— Set task —
Check each line of the material below for "redness", then copy the ones that contain it.

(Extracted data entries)
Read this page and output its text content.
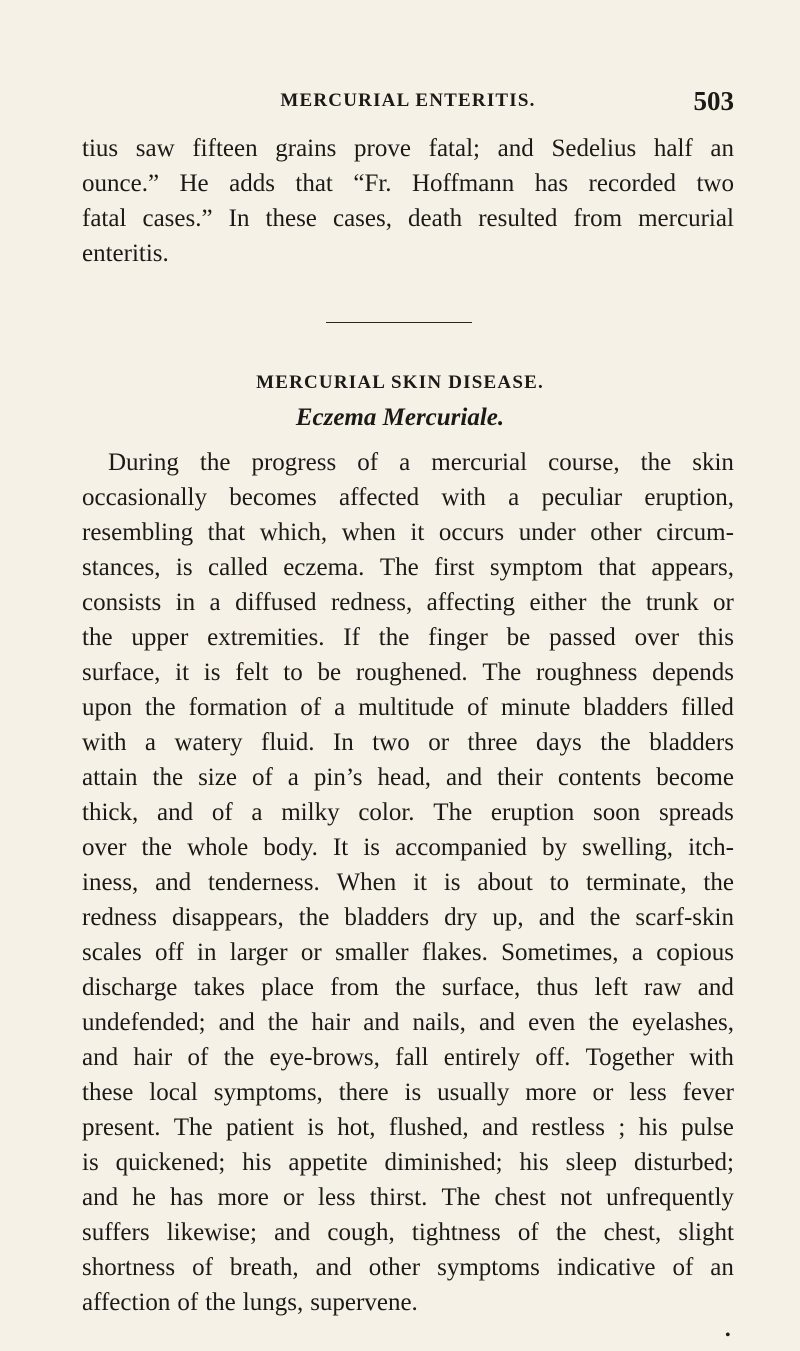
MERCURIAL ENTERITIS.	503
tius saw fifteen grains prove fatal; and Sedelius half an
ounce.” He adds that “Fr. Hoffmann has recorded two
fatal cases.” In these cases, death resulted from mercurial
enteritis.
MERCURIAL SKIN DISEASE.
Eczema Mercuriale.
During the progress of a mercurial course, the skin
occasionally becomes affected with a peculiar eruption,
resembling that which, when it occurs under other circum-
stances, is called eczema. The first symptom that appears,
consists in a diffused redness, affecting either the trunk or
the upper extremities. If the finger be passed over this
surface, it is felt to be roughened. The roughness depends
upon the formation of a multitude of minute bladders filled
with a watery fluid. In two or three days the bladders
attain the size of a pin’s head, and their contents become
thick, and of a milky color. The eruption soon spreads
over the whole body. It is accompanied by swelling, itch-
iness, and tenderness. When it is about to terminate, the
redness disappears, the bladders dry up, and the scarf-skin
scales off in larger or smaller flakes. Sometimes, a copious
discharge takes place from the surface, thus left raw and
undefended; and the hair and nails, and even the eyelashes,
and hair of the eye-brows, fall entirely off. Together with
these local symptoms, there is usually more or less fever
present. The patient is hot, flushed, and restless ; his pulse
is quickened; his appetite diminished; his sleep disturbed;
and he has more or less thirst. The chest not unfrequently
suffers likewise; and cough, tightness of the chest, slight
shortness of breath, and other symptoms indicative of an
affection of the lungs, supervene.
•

— Answer for the task —
consists in a diffused redness, affecting either the trunk or
redness disappears, the bladders dry up, and the scarf-skin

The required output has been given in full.